RECORDS FOR THE EXERCISE: Begin

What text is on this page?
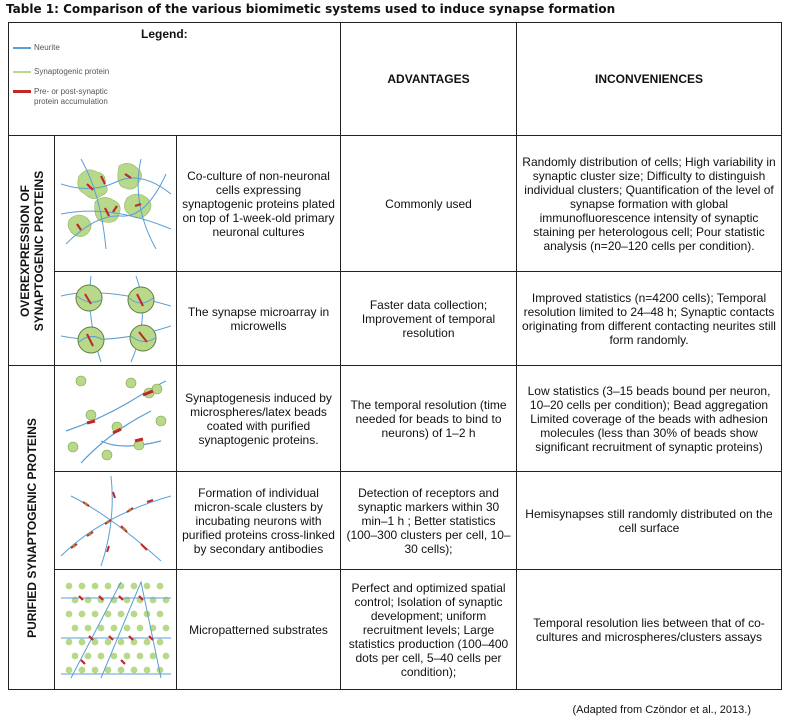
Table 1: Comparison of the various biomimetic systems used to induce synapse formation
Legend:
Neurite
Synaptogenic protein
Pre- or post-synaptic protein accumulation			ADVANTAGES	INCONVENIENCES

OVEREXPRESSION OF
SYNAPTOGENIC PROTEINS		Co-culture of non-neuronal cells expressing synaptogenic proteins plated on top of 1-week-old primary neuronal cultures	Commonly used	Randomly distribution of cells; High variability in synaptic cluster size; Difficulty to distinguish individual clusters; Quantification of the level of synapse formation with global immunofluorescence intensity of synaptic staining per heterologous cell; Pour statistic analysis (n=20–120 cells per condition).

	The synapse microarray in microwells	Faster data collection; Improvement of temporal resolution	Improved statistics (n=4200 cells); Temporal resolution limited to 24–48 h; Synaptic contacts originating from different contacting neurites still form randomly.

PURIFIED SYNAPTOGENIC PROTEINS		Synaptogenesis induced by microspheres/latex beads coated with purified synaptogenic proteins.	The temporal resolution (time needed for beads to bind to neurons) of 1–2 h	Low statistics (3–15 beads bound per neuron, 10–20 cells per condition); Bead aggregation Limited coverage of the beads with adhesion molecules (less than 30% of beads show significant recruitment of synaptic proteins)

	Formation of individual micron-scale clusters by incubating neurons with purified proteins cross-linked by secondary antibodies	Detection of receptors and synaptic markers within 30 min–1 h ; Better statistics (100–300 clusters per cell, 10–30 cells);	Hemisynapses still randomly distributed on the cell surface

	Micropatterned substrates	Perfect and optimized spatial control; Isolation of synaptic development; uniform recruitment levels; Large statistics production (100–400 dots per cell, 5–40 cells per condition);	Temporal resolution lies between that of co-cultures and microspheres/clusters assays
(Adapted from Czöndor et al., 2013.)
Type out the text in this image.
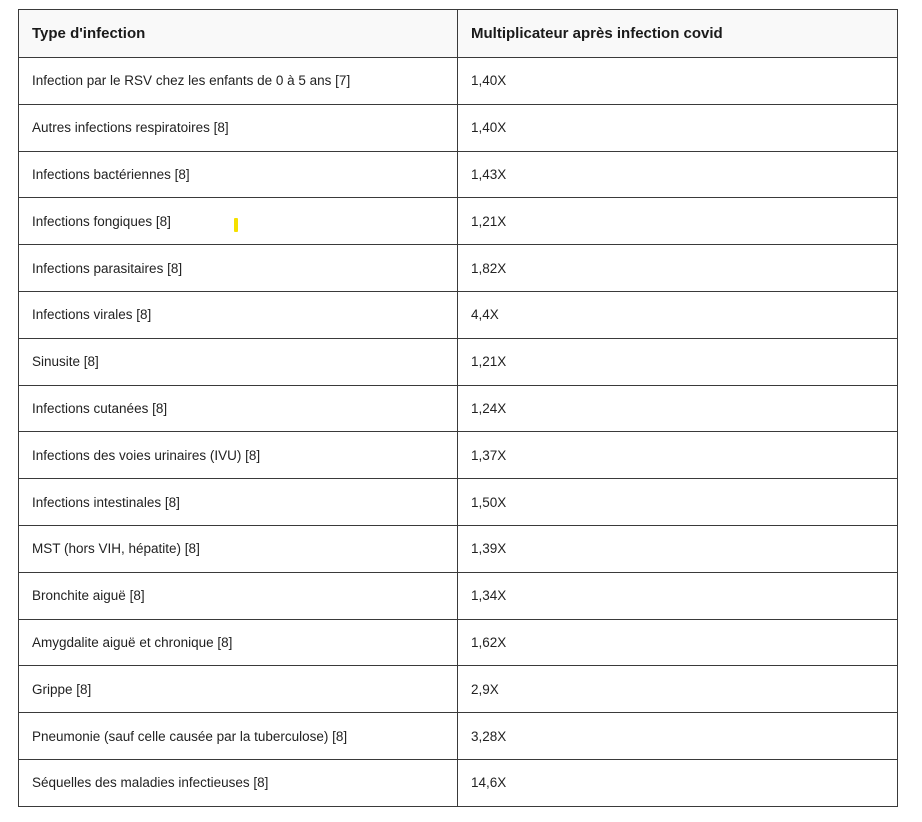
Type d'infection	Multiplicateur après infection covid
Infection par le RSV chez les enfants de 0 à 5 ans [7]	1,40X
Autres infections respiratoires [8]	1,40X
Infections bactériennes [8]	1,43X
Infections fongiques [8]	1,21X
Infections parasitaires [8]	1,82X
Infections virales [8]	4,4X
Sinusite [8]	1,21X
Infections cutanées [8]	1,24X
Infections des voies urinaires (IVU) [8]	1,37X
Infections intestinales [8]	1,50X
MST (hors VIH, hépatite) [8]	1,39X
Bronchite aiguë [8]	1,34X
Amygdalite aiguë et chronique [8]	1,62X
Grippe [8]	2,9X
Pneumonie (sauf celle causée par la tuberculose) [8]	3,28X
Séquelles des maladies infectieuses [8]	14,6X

RECORDS FOR THE EXERCISE: End

WORK REQUEST: Whenever the string "purified" shows up in a line of the records, copy that line.

EXERCISE OUTPUT:
PURIFIED SYNAPTOGENIC PROTEINS		Synaptogenesis induced by microspheres/latex beads coated with purified synaptogenic proteins.	The temporal resolution (time needed for beads to bind to neurons) of 1–2 h	Low statistics (3–15 beads bound per neuron, 10–20 cells per condition); Bead aggregation Limited coverage of the beads with adhesion molecules (less than 30% of beads show significant recruitment of synaptic proteins)
	Formation of individual micron-scale clusters by incubating neurons with purified proteins cross-linked by secondary antibodies	Detection of receptors and synaptic markers within 30 min–1 h ; Better statistics (100–300 clusters per cell, 10–30 cells);	Hemisynapses still randomly distributed on the cell surface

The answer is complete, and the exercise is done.